- The task:
In the entries that follow, how many lines hold the string "DAMIP"? Give only that number.

- Listed entries:
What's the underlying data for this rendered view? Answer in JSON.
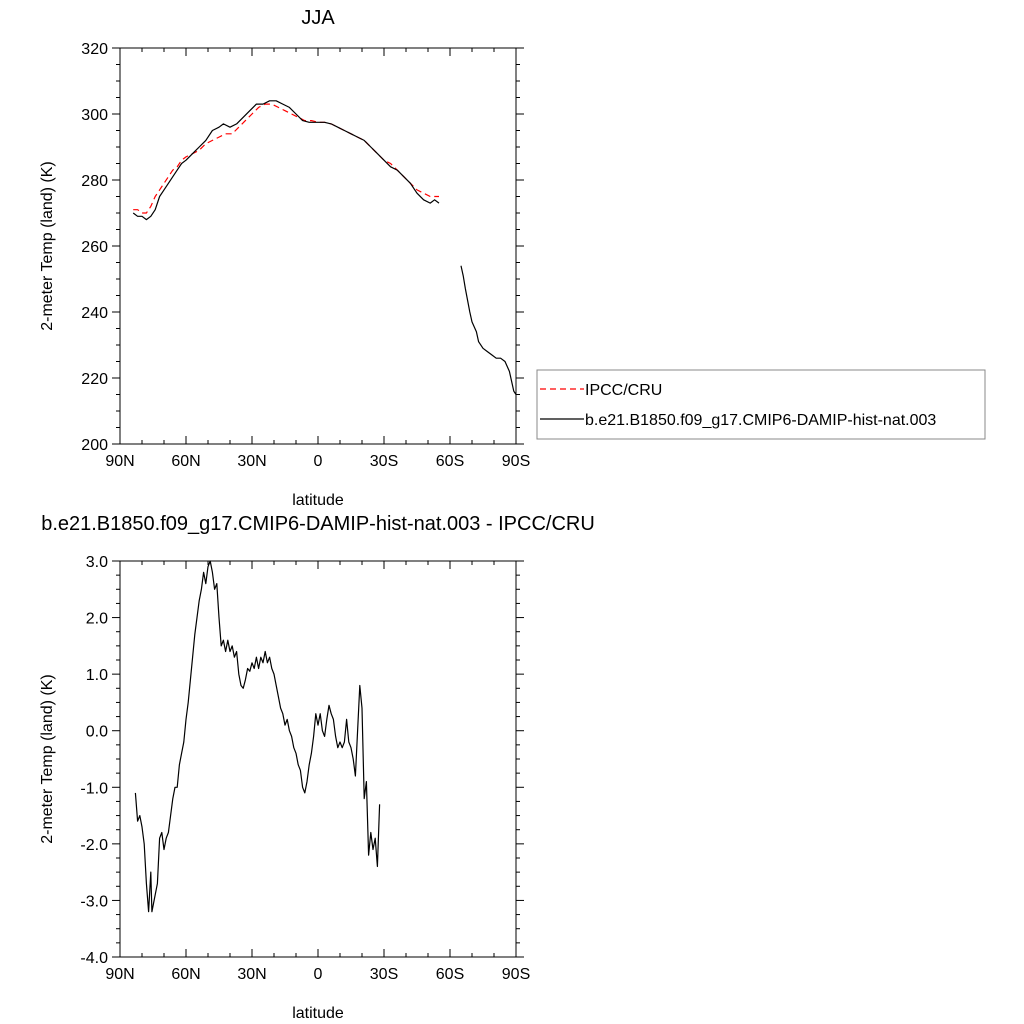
{
  "chart_data": [
    {
      "type": "line",
      "title": "JJA",
      "xlabel": "latitude",
      "ylabel": "2-meter Temp (land) (K)",
      "x_domain": [
        90,
        -90
      ],
      "x_ticks": [
        90,
        60,
        30,
        0,
        -30,
        -60,
        -90
      ],
      "x_tick_labels": [
        "90N",
        "60N",
        "30N",
        "0",
        "30S",
        "60S",
        "90S"
      ],
      "ylim": [
        200,
        320
      ],
      "y_ticks": [
        200,
        220,
        240,
        260,
        280,
        300,
        320
      ],
      "y_tick_labels": [
        "200",
        "220",
        "240",
        "260",
        "280",
        "300",
        "320"
      ],
      "legend_position": "right",
      "series": [
        {
          "name": "IPCC/CRU",
          "color": "#ff0000",
          "dash": "dashed",
          "segments": [
            [
              [
                84,
                271
              ],
              [
                82,
                271
              ],
              [
                80,
                270
              ],
              [
                78,
                270
              ],
              [
                76,
                272
              ],
              [
                74,
                275
              ],
              [
                72,
                277
              ],
              [
                70,
                279
              ],
              [
                68,
                281
              ],
              [
                66,
                283
              ],
              [
                64,
                284
              ],
              [
                62,
                286
              ],
              [
                60,
                287
              ],
              [
                57,
                288
              ],
              [
                54,
                289
              ],
              [
                51,
                291
              ],
              [
                48,
                292
              ],
              [
                45,
                293
              ],
              [
                42,
                294
              ],
              [
                39,
                294
              ],
              [
                36,
                296
              ],
              [
                33,
                298
              ],
              [
                30,
                300
              ],
              [
                27,
                302
              ],
              [
                24,
                303
              ],
              [
                21,
                303
              ],
              [
                18,
                302
              ],
              [
                15,
                301
              ],
              [
                12,
                300
              ],
              [
                9,
                299
              ],
              [
                6,
                298
              ],
              [
                3,
                298
              ],
              [
                0,
                297.5
              ],
              [
                -3,
                297.5
              ],
              [
                -6,
                297
              ],
              [
                -9,
                296
              ],
              [
                -12,
                295
              ],
              [
                -15,
                294
              ],
              [
                -18,
                293
              ],
              [
                -21,
                292
              ],
              [
                -24,
                290
              ],
              [
                -27,
                288
              ],
              [
                -30,
                286
              ],
              [
                -33,
                285
              ],
              [
                -36,
                283
              ],
              [
                -39,
                281
              ],
              [
                -42,
                279
              ],
              [
                -45,
                277
              ],
              [
                -48,
                276
              ],
              [
                -51,
                275
              ],
              [
                -54,
                275
              ],
              [
                -55,
                275
              ]
            ]
          ]
        },
        {
          "name": "b.e21.B1850.f09_g17.CMIP6-DAMIP-hist-nat.003",
          "color": "#000000",
          "dash": "solid",
          "segments": [
            [
              [
                84,
                270
              ],
              [
                82,
                269
              ],
              [
                80,
                269
              ],
              [
                78,
                268
              ],
              [
                76,
                269
              ],
              [
                74,
                271
              ],
              [
                72,
                275
              ],
              [
                70,
                277
              ],
              [
                68,
                279
              ],
              [
                66,
                281
              ],
              [
                64,
                283
              ],
              [
                62,
                285
              ],
              [
                60,
                286
              ],
              [
                57,
                288
              ],
              [
                54,
                290
              ],
              [
                51,
                292
              ],
              [
                48,
                295
              ],
              [
                45,
                296
              ],
              [
                43,
                297
              ],
              [
                40,
                296
              ],
              [
                37,
                297
              ],
              [
                34,
                299
              ],
              [
                31,
                301
              ],
              [
                28,
                303
              ],
              [
                25,
                303
              ],
              [
                22,
                304
              ],
              [
                19,
                304
              ],
              [
                16,
                303
              ],
              [
                13,
                302
              ],
              [
                10,
                300
              ],
              [
                7,
                298
              ],
              [
                4,
                297.5
              ],
              [
                0,
                297.5
              ],
              [
                -3,
                297.5
              ],
              [
                -6,
                297
              ],
              [
                -9,
                296
              ],
              [
                -12,
                295
              ],
              [
                -15,
                294
              ],
              [
                -18,
                293
              ],
              [
                -21,
                292
              ],
              [
                -24,
                290
              ],
              [
                -27,
                288
              ],
              [
                -30,
                286
              ],
              [
                -33,
                284
              ],
              [
                -36,
                283
              ],
              [
                -39,
                281
              ],
              [
                -42,
                279
              ],
              [
                -45,
                276
              ],
              [
                -48,
                274
              ],
              [
                -51,
                273
              ],
              [
                -53,
                274
              ],
              [
                -55,
                273
              ]
            ],
            [
              [
                -65,
                254
              ],
              [
                -66,
                251
              ],
              [
                -67,
                247
              ],
              [
                -69,
                240
              ],
              [
                -70,
                237
              ],
              [
                -72,
                234
              ],
              [
                -73,
                231
              ],
              [
                -75,
                229
              ],
              [
                -77,
                228
              ],
              [
                -79,
                227
              ],
              [
                -81,
                226
              ],
              [
                -83,
                226
              ],
              [
                -85,
                225
              ],
              [
                -87,
                222
              ],
              [
                -89,
                216
              ],
              [
                -90,
                215
              ]
            ]
          ]
        }
      ]
    },
    {
      "type": "line",
      "title": "b.e21.B1850.f09_g17.CMIP6-DAMIP-hist-nat.003 - IPCC/CRU",
      "xlabel": "latitude",
      "ylabel": "2-meter Temp (land) (K)",
      "x_domain": [
        90,
        -90
      ],
      "x_ticks": [
        90,
        60,
        30,
        0,
        -30,
        -60,
        -90
      ],
      "x_tick_labels": [
        "90N",
        "60N",
        "30N",
        "0",
        "30S",
        "60S",
        "90S"
      ],
      "ylim": [
        -4,
        3
      ],
      "y_ticks": [
        -4,
        -3,
        -2,
        -1,
        0,
        1,
        2,
        3
      ],
      "y_tick_labels": [
        "-4.0",
        "-3.0",
        "-2.0",
        "-1.0",
        "0.0",
        "1.0",
        "2.0",
        "3.0"
      ],
      "series": [
        {
          "name": "",
          "color": "#000000",
          "dash": "solid",
          "segments": [
            [
              [
                83,
                -1.1
              ],
              [
                82,
                -1.6
              ],
              [
                81,
                -1.5
              ],
              [
                80,
                -1.7
              ],
              [
                79,
                -2.0
              ],
              [
                78,
                -2.7
              ],
              [
                77,
                -3.2
              ],
              [
                76,
                -2.5
              ],
              [
                75.5,
                -3.2
              ],
              [
                75,
                -3.1
              ],
              [
                74,
                -2.9
              ],
              [
                73,
                -2.7
              ],
              [
                72,
                -1.9
              ],
              [
                71,
                -1.8
              ],
              [
                70,
                -2.1
              ],
              [
                69,
                -1.9
              ],
              [
                68,
                -1.8
              ],
              [
                67,
                -1.5
              ],
              [
                66,
                -1.2
              ],
              [
                65,
                -1.0
              ],
              [
                64,
                -1.0
              ],
              [
                63,
                -0.6
              ],
              [
                62,
                -0.4
              ],
              [
                61,
                -0.2
              ],
              [
                60,
                0.2
              ],
              [
                59,
                0.5
              ],
              [
                58,
                0.9
              ],
              [
                57,
                1.3
              ],
              [
                56,
                1.7
              ],
              [
                55,
                2.0
              ],
              [
                54,
                2.3
              ],
              [
                53,
                2.5
              ],
              [
                52,
                2.8
              ],
              [
                51,
                2.6
              ],
              [
                50,
                2.9
              ],
              [
                49,
                3.0
              ],
              [
                48,
                2.8
              ],
              [
                47,
                2.5
              ],
              [
                46,
                2.6
              ],
              [
                45,
                2.0
              ],
              [
                44,
                1.5
              ],
              [
                43,
                1.6
              ],
              [
                42,
                1.4
              ],
              [
                41,
                1.6
              ],
              [
                40,
                1.4
              ],
              [
                39,
                1.5
              ],
              [
                38,
                1.3
              ],
              [
                37,
                1.4
              ],
              [
                36,
                1.0
              ],
              [
                35,
                0.8
              ],
              [
                34,
                0.75
              ],
              [
                33,
                0.9
              ],
              [
                32,
                1.1
              ],
              [
                31,
                1.05
              ],
              [
                30,
                1.2
              ],
              [
                29,
                1.1
              ],
              [
                28,
                1.3
              ],
              [
                27,
                1.1
              ],
              [
                26,
                1.3
              ],
              [
                25,
                1.2
              ],
              [
                24,
                1.4
              ],
              [
                23,
                1.2
              ],
              [
                22,
                1.3
              ],
              [
                21,
                1.1
              ],
              [
                20,
                1.0
              ],
              [
                19,
                0.8
              ],
              [
                18,
                0.6
              ],
              [
                17,
                0.4
              ],
              [
                16,
                0.3
              ],
              [
                15,
                0.1
              ],
              [
                14,
                0.2
              ],
              [
                13,
                0.0
              ],
              [
                12,
                -0.1
              ],
              [
                11,
                -0.3
              ],
              [
                10,
                -0.4
              ],
              [
                9,
                -0.6
              ],
              [
                8,
                -0.7
              ],
              [
                7,
                -1.0
              ],
              [
                6,
                -1.1
              ],
              [
                5,
                -0.9
              ],
              [
                4,
                -0.6
              ],
              [
                3,
                -0.4
              ],
              [
                2,
                -0.1
              ],
              [
                1,
                0.3
              ],
              [
                0,
                0.1
              ],
              [
                -1,
                0.3
              ],
              [
                -2,
                0.0
              ],
              [
                -3,
                -0.1
              ],
              [
                -4,
                0.2
              ],
              [
                -5,
                0.45
              ],
              [
                -6,
                0.3
              ],
              [
                -7,
                0.2
              ],
              [
                -8,
                -0.1
              ],
              [
                -9,
                -0.3
              ],
              [
                -10,
                -0.2
              ],
              [
                -11,
                -0.3
              ],
              [
                -12,
                -0.2
              ],
              [
                -13,
                0.2
              ],
              [
                -14,
                -0.2
              ],
              [
                -15,
                -0.3
              ],
              [
                -16,
                -0.5
              ],
              [
                -17,
                -0.8
              ],
              [
                -18,
                0.0
              ],
              [
                -19,
                0.8
              ],
              [
                -20,
                0.4
              ],
              [
                -21,
                -1.2
              ],
              [
                -22,
                -0.9
              ],
              [
                -23,
                -2.2
              ],
              [
                -24,
                -1.8
              ],
              [
                -25,
                -2.1
              ],
              [
                -26,
                -1.9
              ],
              [
                -27,
                -2.4
              ],
              [
                -28,
                -1.3
              ]
            ]
          ]
        }
      ]
    }
  ]
}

- The reply:
2